§ **BRIEF**: Repeat the records below exactly as they appear.

>> begin MATERIAL SHOWN

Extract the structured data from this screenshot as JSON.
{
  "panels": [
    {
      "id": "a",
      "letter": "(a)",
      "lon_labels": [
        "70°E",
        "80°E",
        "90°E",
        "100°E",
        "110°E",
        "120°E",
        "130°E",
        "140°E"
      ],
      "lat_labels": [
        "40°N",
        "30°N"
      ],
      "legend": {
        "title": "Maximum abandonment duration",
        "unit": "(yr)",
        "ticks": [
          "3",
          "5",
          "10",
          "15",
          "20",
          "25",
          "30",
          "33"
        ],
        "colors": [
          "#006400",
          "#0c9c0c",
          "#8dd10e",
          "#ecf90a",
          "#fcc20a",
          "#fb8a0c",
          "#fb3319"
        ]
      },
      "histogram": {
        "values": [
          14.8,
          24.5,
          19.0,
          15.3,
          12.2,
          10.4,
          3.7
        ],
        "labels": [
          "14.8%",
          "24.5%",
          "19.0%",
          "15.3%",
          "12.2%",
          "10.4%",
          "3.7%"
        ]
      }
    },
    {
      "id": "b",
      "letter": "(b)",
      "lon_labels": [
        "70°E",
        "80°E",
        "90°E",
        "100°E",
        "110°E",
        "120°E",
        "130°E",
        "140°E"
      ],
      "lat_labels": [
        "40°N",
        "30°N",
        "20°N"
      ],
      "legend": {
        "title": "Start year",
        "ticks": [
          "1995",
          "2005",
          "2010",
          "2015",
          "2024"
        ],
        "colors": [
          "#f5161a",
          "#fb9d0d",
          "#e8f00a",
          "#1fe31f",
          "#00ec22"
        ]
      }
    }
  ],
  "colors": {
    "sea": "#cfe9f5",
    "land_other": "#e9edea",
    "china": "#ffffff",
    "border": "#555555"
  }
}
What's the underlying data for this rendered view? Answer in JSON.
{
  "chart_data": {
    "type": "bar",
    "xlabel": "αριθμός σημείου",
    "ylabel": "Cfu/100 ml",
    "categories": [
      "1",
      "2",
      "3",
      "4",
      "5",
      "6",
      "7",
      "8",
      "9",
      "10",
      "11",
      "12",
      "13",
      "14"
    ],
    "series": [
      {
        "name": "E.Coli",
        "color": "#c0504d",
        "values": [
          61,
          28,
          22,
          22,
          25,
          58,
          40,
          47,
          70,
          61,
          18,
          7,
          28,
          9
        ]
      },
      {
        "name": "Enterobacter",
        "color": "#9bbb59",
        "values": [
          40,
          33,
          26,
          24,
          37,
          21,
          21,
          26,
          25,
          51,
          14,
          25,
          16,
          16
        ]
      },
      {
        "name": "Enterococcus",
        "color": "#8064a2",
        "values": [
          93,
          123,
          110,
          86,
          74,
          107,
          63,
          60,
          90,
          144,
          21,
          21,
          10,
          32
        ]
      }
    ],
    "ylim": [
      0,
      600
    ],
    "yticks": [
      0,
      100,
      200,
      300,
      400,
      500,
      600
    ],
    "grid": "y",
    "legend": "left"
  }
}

>> end MATERIAL SHOWN

§ **ANSWER**:
Extract the structured data from this screenshot as JSON.
{
  "panels": [
    {
      "id": "a",
      "letter": "(a)",
      "lon_labels": [
        "70°E",
        "80°E",
        "90°E",
        "100°E",
        "110°E",
        "120°E",
        "130°E",
        "140°E"
      ],
      "lat_labels": [
        "40°N",
        "30°N"
      ],
      "legend": {
        "title": "Maximum abandonment duration",
        "unit": "(yr)",
        "ticks": [
          "3",
          "5",
          "10",
          "15",
          "20",
          "25",
          "30",
          "33"
        ],
        "colors": [
          "#006400",
          "#0c9c0c",
          "#8dd10e",
          "#ecf90a",
          "#fcc20a",
          "#fb8a0c",
          "#fb3319"
        ]
      },
      "histogram": {
        "values": [
          14.8,
          24.5,
          19.0,
          15.3,
          12.2,
          10.4,
          3.7
        ],
        "labels": [
          "14.8%",
          "24.5%",
          "19.0%",
          "15.3%",
          "12.2%",
          "10.4%",
          "3.7%"
        ]
      }
    },
    {
      "id": "b",
      "letter": "(b)",
      "lon_labels": [
        "70°E",
        "80°E",
        "90°E",
        "100°E",
        "110°E",
        "120°E",
        "130°E",
        "140°E"
      ],
      "lat_labels": [
        "40°N",
        "30°N",
        "20°N"
      ],
      "legend": {
        "title": "Start year",
        "ticks": [
          "1995",
          "2005",
          "2010",
          "2015",
          "2024"
        ],
        "colors": [
          "#f5161a",
          "#fb9d0d",
          "#e8f00a",
          "#1fe31f",
          "#00ec22"
        ]
      }
    }
  ],
  "colors": {
    "sea": "#cfe9f5",
    "land_other": "#e9edea",
    "china": "#ffffff",
    "border": "#555555"
  }
}
What's the underlying data for this rendered view? Answer in JSON.
{
  "chart_data": {
    "type": "bar",
    "xlabel": "αριθμός σημείου",
    "ylabel": "Cfu/100 ml",
    "categories": [
      "1",
      "2",
      "3",
      "4",
      "5",
      "6",
      "7",
      "8",
      "9",
      "10",
      "11",
      "12",
      "13",
      "14"
    ],
    "series": [
      {
        "name": "E.Coli",
        "color": "#c0504d",
        "values": [
          61,
          28,
          22,
          22,
          25,
          58,
          40,
          47,
          70,
          61,
          18,
          7,
          28,
          9
        ]
      },
      {
        "name": "Enterobacter",
        "color": "#9bbb59",
        "values": [
          40,
          33,
          26,
          24,
          37,
          21,
          21,
          26,
          25,
          51,
          14,
          25,
          16,
          16
        ]
      },
      {
        "name": "Enterococcus",
        "color": "#8064a2",
        "values": [
          93,
          123,
          110,
          86,
          74,
          107,
          63,
          60,
          90,
          144,
          21,
          21,
          10,
          32
        ]
      }
    ],
    "ylim": [
      0,
      600
    ],
    "yticks": [
      0,
      100,
      200,
      300,
      400,
      500,
      600
    ],
    "grid": "y",
    "legend": "left"
  }
}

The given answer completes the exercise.